Transcribe all of the records precisely as they are presented.

(Extracted data entries)
───
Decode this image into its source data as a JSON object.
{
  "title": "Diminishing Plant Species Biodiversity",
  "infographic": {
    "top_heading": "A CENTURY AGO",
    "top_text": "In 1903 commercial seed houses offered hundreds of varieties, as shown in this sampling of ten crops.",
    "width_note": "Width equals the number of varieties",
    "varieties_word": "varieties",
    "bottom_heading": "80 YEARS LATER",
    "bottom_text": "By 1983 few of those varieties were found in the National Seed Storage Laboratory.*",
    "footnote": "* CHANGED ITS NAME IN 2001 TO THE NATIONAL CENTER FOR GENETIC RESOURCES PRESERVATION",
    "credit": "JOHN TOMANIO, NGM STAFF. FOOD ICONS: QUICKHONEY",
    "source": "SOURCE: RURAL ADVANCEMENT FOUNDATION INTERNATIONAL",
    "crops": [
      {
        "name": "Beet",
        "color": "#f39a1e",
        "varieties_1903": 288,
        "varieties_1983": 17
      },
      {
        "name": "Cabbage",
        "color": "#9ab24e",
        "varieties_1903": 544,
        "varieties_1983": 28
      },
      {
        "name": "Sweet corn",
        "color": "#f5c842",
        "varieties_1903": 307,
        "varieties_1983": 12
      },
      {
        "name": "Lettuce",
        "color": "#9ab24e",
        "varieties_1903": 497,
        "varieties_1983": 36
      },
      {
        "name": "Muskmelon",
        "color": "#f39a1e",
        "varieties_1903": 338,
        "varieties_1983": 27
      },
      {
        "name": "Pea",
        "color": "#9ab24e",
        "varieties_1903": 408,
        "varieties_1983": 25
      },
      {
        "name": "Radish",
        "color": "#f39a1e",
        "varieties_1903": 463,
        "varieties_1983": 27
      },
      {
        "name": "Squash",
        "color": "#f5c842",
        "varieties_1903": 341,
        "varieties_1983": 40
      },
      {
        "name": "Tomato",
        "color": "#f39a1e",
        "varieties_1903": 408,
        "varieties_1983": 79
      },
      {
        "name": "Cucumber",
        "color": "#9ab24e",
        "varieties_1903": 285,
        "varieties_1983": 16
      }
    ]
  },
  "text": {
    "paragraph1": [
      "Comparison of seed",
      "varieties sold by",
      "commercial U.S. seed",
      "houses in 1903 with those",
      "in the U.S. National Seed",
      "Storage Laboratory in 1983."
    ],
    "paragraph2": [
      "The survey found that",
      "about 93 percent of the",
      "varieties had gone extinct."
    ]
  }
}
───
RESULT OF THIS EXERCISE:
Decode this image into its source data as a JSON object.
{
  "title": "Diminishing Plant Species Biodiversity",
  "infographic": {
    "top_heading": "A CENTURY AGO",
    "top_text": "In 1903 commercial seed houses offered hundreds of varieties, as shown in this sampling of ten crops.",
    "width_note": "Width equals the number of varieties",
    "varieties_word": "varieties",
    "bottom_heading": "80 YEARS LATER",
    "bottom_text": "By 1983 few of those varieties were found in the National Seed Storage Laboratory.*",
    "footnote": "* CHANGED ITS NAME IN 2001 TO THE NATIONAL CENTER FOR GENETIC RESOURCES PRESERVATION",
    "credit": "JOHN TOMANIO, NGM STAFF. FOOD ICONS: QUICKHONEY",
    "source": "SOURCE: RURAL ADVANCEMENT FOUNDATION INTERNATIONAL",
    "crops": [
      {
        "name": "Beet",
        "color": "#f39a1e",
        "varieties_1903": 288,
        "varieties_1983": 17
      },
      {
        "name": "Cabbage",
        "color": "#9ab24e",
        "varieties_1903": 544,
        "varieties_1983": 28
      },
      {
        "name": "Sweet corn",
        "color": "#f5c842",
        "varieties_1903": 307,
        "varieties_1983": 12
      },
      {
        "name": "Lettuce",
        "color": "#9ab24e",
        "varieties_1903": 497,
        "varieties_1983": 36
      },
      {
        "name": "Muskmelon",
        "color": "#f39a1e",
        "varieties_1903": 338,
        "varieties_1983": 27
      },
      {
        "name": "Pea",
        "color": "#9ab24e",
        "varieties_1903": 408,
        "varieties_1983": 25
      },
      {
        "name": "Radish",
        "color": "#f39a1e",
        "varieties_1903": 463,
        "varieties_1983": 27
      },
      {
        "name": "Squash",
        "color": "#f5c842",
        "varieties_1903": 341,
        "varieties_1983": 40
      },
      {
        "name": "Tomato",
        "color": "#f39a1e",
        "varieties_1903": 408,
        "varieties_1983": 79
      },
      {
        "name": "Cucumber",
        "color": "#9ab24e",
        "varieties_1903": 285,
        "varieties_1983": 16
      }
    ]
  },
  "text": {
    "paragraph1": [
      "Comparison of seed",
      "varieties sold by",
      "commercial U.S. seed",
      "houses in 1903 with those",
      "in the U.S. National Seed",
      "Storage Laboratory in 1983."
    ],
    "paragraph2": [
      "The survey found that",
      "about 93 percent of the",
      "varieties had gone extinct."
    ]
  }
}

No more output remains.